+++ INPUT DATA

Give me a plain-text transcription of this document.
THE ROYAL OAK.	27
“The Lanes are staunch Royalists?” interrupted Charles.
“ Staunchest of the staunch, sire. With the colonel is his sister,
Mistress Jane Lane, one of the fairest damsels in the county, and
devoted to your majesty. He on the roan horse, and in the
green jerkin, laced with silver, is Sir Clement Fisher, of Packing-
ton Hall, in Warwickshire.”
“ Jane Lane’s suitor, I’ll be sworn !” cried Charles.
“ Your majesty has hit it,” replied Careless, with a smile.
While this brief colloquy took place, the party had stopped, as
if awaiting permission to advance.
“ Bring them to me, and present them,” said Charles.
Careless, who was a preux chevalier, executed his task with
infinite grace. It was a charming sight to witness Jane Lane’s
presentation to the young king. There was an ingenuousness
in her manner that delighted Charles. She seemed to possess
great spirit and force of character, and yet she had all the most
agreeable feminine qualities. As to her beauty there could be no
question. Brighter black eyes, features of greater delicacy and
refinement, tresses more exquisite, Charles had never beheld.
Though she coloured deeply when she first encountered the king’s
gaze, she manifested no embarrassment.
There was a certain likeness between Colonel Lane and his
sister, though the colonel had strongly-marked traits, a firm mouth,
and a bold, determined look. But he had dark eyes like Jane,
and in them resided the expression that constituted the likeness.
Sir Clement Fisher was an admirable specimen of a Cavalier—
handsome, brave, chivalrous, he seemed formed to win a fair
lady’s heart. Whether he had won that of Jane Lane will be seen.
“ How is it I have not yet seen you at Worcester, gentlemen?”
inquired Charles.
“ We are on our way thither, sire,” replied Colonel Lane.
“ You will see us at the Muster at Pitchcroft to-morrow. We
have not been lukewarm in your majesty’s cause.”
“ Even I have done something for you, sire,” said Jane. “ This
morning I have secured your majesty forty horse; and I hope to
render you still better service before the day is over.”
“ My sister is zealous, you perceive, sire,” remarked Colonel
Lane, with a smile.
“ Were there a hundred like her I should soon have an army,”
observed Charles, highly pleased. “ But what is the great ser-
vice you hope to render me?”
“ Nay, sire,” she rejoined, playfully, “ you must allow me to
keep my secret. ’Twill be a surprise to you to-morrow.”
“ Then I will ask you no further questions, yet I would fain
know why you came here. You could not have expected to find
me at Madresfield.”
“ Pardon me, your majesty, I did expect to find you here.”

++++++

■ REQUIRED WORK ■
Look for the word "could" in every line of the listing and copy the lines that have it.

■ RESPONSE TO THE EXERCISE ■
agreeable feminine qualities. As to her beauty there could be no
know why you came here. You could not have expected to find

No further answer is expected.